WHAT TO DO: Give the entries again exactly, every one of them.

BEGIN AVAILABLE RECORDS

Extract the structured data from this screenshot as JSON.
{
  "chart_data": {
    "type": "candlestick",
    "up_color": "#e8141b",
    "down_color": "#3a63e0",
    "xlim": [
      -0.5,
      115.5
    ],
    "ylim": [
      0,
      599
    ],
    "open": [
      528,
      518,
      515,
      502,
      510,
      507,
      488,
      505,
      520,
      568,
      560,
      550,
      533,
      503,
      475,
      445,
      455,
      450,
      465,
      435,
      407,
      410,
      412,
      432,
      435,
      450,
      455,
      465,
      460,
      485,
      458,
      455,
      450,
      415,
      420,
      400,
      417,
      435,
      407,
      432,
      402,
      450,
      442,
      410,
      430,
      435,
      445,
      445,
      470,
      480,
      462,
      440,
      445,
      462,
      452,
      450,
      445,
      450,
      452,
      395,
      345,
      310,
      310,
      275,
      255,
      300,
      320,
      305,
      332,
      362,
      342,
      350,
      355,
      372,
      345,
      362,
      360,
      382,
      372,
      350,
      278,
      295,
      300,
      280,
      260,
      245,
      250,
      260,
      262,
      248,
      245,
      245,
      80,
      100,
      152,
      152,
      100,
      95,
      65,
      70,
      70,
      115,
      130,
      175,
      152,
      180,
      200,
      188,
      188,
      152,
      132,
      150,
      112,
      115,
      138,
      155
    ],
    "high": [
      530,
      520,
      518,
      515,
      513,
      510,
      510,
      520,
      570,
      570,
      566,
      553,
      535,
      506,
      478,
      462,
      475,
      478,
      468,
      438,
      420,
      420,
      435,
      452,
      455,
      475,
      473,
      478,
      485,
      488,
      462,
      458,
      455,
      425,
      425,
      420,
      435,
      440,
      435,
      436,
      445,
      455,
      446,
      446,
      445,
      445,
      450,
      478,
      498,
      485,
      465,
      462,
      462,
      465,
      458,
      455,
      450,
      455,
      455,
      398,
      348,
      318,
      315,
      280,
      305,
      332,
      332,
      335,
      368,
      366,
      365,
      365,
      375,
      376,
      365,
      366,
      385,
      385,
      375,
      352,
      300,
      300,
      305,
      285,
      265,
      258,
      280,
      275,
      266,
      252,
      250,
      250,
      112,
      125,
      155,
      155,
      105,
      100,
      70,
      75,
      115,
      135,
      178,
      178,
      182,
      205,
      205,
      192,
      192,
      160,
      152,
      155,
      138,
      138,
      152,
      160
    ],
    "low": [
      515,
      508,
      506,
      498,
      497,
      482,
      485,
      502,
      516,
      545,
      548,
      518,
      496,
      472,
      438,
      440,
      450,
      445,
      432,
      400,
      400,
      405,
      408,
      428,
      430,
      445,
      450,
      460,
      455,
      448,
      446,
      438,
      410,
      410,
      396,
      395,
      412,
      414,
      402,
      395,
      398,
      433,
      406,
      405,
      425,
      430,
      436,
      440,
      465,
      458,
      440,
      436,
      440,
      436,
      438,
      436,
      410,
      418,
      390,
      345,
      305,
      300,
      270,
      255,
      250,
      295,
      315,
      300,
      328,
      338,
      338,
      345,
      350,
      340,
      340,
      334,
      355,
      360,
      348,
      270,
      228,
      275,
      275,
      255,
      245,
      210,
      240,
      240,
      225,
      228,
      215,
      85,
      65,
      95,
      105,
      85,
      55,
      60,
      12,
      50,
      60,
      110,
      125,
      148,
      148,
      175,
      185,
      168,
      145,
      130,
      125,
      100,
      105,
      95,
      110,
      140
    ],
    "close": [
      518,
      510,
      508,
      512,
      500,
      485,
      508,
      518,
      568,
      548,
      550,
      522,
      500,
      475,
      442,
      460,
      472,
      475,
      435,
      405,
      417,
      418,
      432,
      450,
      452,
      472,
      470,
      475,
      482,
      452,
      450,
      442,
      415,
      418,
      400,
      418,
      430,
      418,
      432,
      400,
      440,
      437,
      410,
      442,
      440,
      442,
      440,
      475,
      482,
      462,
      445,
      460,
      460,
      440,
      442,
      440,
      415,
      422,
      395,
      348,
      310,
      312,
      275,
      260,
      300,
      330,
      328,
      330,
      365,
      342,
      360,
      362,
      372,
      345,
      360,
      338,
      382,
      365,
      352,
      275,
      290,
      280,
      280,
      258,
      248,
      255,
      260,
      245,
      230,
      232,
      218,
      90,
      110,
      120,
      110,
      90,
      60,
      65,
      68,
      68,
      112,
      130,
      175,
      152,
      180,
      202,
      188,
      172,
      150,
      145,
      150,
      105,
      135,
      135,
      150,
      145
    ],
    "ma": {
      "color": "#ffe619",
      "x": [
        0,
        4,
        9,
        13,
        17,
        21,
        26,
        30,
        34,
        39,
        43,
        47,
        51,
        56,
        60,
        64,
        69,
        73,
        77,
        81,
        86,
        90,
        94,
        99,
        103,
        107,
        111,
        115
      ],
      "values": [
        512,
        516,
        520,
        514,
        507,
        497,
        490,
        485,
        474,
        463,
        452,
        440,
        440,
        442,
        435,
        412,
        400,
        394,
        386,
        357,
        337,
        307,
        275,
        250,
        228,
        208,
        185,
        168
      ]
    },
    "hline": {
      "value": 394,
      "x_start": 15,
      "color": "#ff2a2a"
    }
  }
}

END AVAILABLE RECORDS

ANSWER FOR THE TASK:
Extract the structured data from this screenshot as JSON.
{
  "chart_data": {
    "type": "candlestick",
    "up_color": "#e8141b",
    "down_color": "#3a63e0",
    "xlim": [
      -0.5,
      115.5
    ],
    "ylim": [
      0,
      599
    ],
    "open": [
      528,
      518,
      515,
      502,
      510,
      507,
      488,
      505,
      520,
      568,
      560,
      550,
      533,
      503,
      475,
      445,
      455,
      450,
      465,
      435,
      407,
      410,
      412,
      432,
      435,
      450,
      455,
      465,
      460,
      485,
      458,
      455,
      450,
      415,
      420,
      400,
      417,
      435,
      407,
      432,
      402,
      450,
      442,
      410,
      430,
      435,
      445,
      445,
      470,
      480,
      462,
      440,
      445,
      462,
      452,
      450,
      445,
      450,
      452,
      395,
      345,
      310,
      310,
      275,
      255,
      300,
      320,
      305,
      332,
      362,
      342,
      350,
      355,
      372,
      345,
      362,
      360,
      382,
      372,
      350,
      278,
      295,
      300,
      280,
      260,
      245,
      250,
      260,
      262,
      248,
      245,
      245,
      80,
      100,
      152,
      152,
      100,
      95,
      65,
      70,
      70,
      115,
      130,
      175,
      152,
      180,
      200,
      188,
      188,
      152,
      132,
      150,
      112,
      115,
      138,
      155
    ],
    "high": [
      530,
      520,
      518,
      515,
      513,
      510,
      510,
      520,
      570,
      570,
      566,
      553,
      535,
      506,
      478,
      462,
      475,
      478,
      468,
      438,
      420,
      420,
      435,
      452,
      455,
      475,
      473,
      478,
      485,
      488,
      462,
      458,
      455,
      425,
      425,
      420,
      435,
      440,
      435,
      436,
      445,
      455,
      446,
      446,
      445,
      445,
      450,
      478,
      498,
      485,
      465,
      462,
      462,
      465,
      458,
      455,
      450,
      455,
      455,
      398,
      348,
      318,
      315,
      280,
      305,
      332,
      332,
      335,
      368,
      366,
      365,
      365,
      375,
      376,
      365,
      366,
      385,
      385,
      375,
      352,
      300,
      300,
      305,
      285,
      265,
      258,
      280,
      275,
      266,
      252,
      250,
      250,
      112,
      125,
      155,
      155,
      105,
      100,
      70,
      75,
      115,
      135,
      178,
      178,
      182,
      205,
      205,
      192,
      192,
      160,
      152,
      155,
      138,
      138,
      152,
      160
    ],
    "low": [
      515,
      508,
      506,
      498,
      497,
      482,
      485,
      502,
      516,
      545,
      548,
      518,
      496,
      472,
      438,
      440,
      450,
      445,
      432,
      400,
      400,
      405,
      408,
      428,
      430,
      445,
      450,
      460,
      455,
      448,
      446,
      438,
      410,
      410,
      396,
      395,
      412,
      414,
      402,
      395,
      398,
      433,
      406,
      405,
      425,
      430,
      436,
      440,
      465,
      458,
      440,
      436,
      440,
      436,
      438,
      436,
      410,
      418,
      390,
      345,
      305,
      300,
      270,
      255,
      250,
      295,
      315,
      300,
      328,
      338,
      338,
      345,
      350,
      340,
      340,
      334,
      355,
      360,
      348,
      270,
      228,
      275,
      275,
      255,
      245,
      210,
      240,
      240,
      225,
      228,
      215,
      85,
      65,
      95,
      105,
      85,
      55,
      60,
      12,
      50,
      60,
      110,
      125,
      148,
      148,
      175,
      185,
      168,
      145,
      130,
      125,
      100,
      105,
      95,
      110,
      140
    ],
    "close": [
      518,
      510,
      508,
      512,
      500,
      485,
      508,
      518,
      568,
      548,
      550,
      522,
      500,
      475,
      442,
      460,
      472,
      475,
      435,
      405,
      417,
      418,
      432,
      450,
      452,
      472,
      470,
      475,
      482,
      452,
      450,
      442,
      415,
      418,
      400,
      418,
      430,
      418,
      432,
      400,
      440,
      437,
      410,
      442,
      440,
      442,
      440,
      475,
      482,
      462,
      445,
      460,
      460,
      440,
      442,
      440,
      415,
      422,
      395,
      348,
      310,
      312,
      275,
      260,
      300,
      330,
      328,
      330,
      365,
      342,
      360,
      362,
      372,
      345,
      360,
      338,
      382,
      365,
      352,
      275,
      290,
      280,
      280,
      258,
      248,
      255,
      260,
      245,
      230,
      232,
      218,
      90,
      110,
      120,
      110,
      90,
      60,
      65,
      68,
      68,
      112,
      130,
      175,
      152,
      180,
      202,
      188,
      172,
      150,
      145,
      150,
      105,
      135,
      135,
      150,
      145
    ],
    "ma": {
      "color": "#ffe619",
      "x": [
        0,
        4,
        9,
        13,
        17,
        21,
        26,
        30,
        34,
        39,
        43,
        47,
        51,
        56,
        60,
        64,
        69,
        73,
        77,
        81,
        86,
        90,
        94,
        99,
        103,
        107,
        111,
        115
      ],
      "values": [
        512,
        516,
        520,
        514,
        507,
        497,
        490,
        485,
        474,
        463,
        452,
        440,
        440,
        442,
        435,
        412,
        400,
        394,
        386,
        357,
        337,
        307,
        275,
        250,
        228,
        208,
        185,
        168
      ]
    },
    "hline": {
      "value": 394,
      "x_start": 15,
      "color": "#ff2a2a"
    }
  }
}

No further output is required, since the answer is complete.